**Short problem:** Omit all pictures, then retype the data exactly as given.

**Records shown:**
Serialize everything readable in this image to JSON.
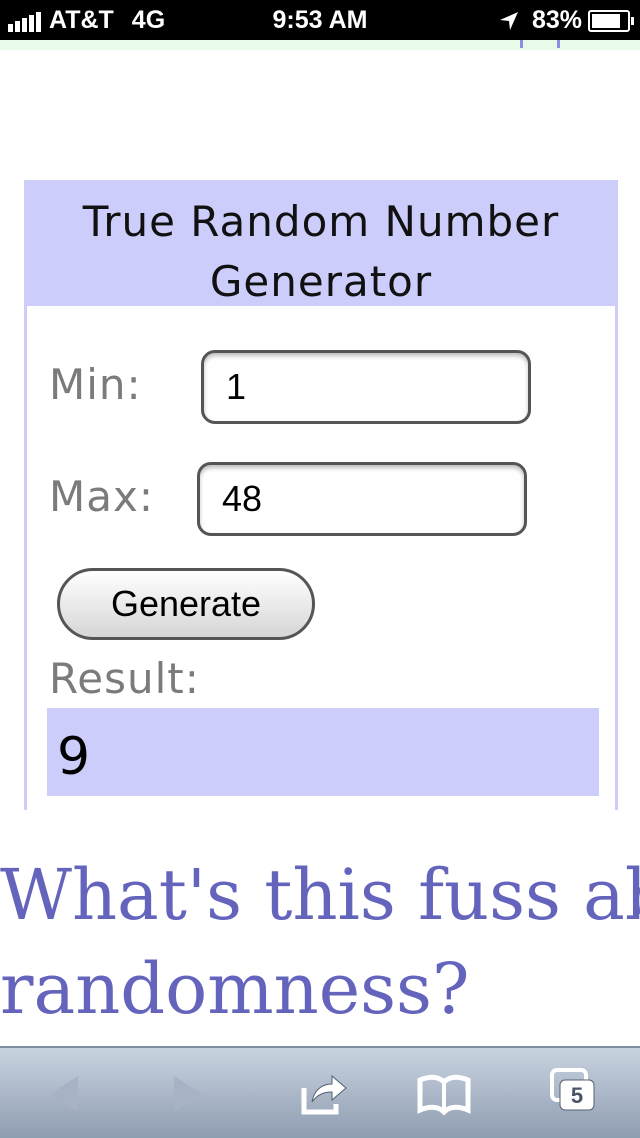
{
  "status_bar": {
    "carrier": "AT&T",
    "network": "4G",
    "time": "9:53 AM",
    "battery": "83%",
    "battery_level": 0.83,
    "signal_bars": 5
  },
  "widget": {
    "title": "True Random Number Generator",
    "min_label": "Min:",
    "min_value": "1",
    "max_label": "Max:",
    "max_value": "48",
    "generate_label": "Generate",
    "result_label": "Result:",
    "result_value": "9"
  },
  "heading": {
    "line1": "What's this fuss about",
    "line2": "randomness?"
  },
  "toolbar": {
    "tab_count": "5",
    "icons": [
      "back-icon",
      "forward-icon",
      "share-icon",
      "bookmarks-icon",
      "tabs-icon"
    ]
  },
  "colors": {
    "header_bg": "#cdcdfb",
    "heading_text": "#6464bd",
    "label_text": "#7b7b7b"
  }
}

**Completed task:**
Serialize everything readable in this image to JSON.
{
  "status_bar": {
    "carrier": "AT&T",
    "network": "4G",
    "time": "9:53 AM",
    "battery": "83%",
    "battery_level": 0.83,
    "signal_bars": 5
  },
  "widget": {
    "title": "True Random Number Generator",
    "min_label": "Min:",
    "min_value": "1",
    "max_label": "Max:",
    "max_value": "48",
    "generate_label": "Generate",
    "result_label": "Result:",
    "result_value": "9"
  },
  "heading": {
    "line1": "What's this fuss about",
    "line2": "randomness?"
  },
  "toolbar": {
    "tab_count": "5",
    "icons": [
      "back-icon",
      "forward-icon",
      "share-icon",
      "bookmarks-icon",
      "tabs-icon"
    ]
  },
  "colors": {
    "header_bg": "#cdcdfb",
    "heading_text": "#6464bd",
    "label_text": "#7b7b7b"
  }
}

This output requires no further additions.